═══ Supplied entries ═══

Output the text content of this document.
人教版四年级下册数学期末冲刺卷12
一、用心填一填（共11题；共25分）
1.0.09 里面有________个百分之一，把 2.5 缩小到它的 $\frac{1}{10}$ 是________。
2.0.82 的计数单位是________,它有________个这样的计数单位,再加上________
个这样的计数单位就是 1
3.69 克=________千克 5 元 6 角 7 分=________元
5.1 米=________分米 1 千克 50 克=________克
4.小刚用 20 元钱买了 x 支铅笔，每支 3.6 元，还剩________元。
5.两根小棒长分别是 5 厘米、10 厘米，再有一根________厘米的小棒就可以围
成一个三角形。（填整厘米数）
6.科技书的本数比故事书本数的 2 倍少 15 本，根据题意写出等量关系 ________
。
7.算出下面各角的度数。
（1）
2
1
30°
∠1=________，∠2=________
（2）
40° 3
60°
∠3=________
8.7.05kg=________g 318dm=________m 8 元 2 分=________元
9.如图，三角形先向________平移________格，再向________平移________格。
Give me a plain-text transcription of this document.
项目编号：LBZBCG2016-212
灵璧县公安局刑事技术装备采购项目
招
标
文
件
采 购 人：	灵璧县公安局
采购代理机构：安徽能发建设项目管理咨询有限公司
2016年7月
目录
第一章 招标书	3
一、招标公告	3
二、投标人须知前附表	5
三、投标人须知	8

═══

Copy all the records above precisely.

▶ **Exercise answer**
Output the text content of this document.
人教版四年级下册数学期末冲刺卷12
一、用心填一填（共11题；共25分）
1.0.09 里面有________个百分之一，把 2.5 缩小到它的 $\frac{1}{10}$ 是________。
2.0.82 的计数单位是________,它有________个这样的计数单位,再加上________
个这样的计数单位就是 1
3.69 克=________千克 5 元 6 角 7 分=________元
5.1 米=________分米 1 千克 50 克=________克
4.小刚用 20 元钱买了 x 支铅笔，每支 3.6 元，还剩________元。
5.两根小棒长分别是 5 厘米、10 厘米，再有一根________厘米的小棒就可以围
成一个三角形。（填整厘米数）
6.科技书的本数比故事书本数的 2 倍少 15 本，根据题意写出等量关系 ________
。
7.算出下面各角的度数。
（1）
2
1
30°
∠1=________，∠2=________
（2）
40° 3
60°
∠3=________
8.7.05kg=________g 318dm=________m 8 元 2 分=________元
9.如图，三角形先向________平移________格，再向________平移________格。
Give me a plain-text transcription of this document.
项目编号：LBZBCG2016-212
灵璧县公安局刑事技术装备采购项目
招
标
文
件
采 购 人：	灵璧县公安局
采购代理机构：安徽能发建设项目管理咨询有限公司
2016年7月
目录
第一章 招标书	3
一、招标公告	3
二、投标人须知前附表	5
三、投标人须知	8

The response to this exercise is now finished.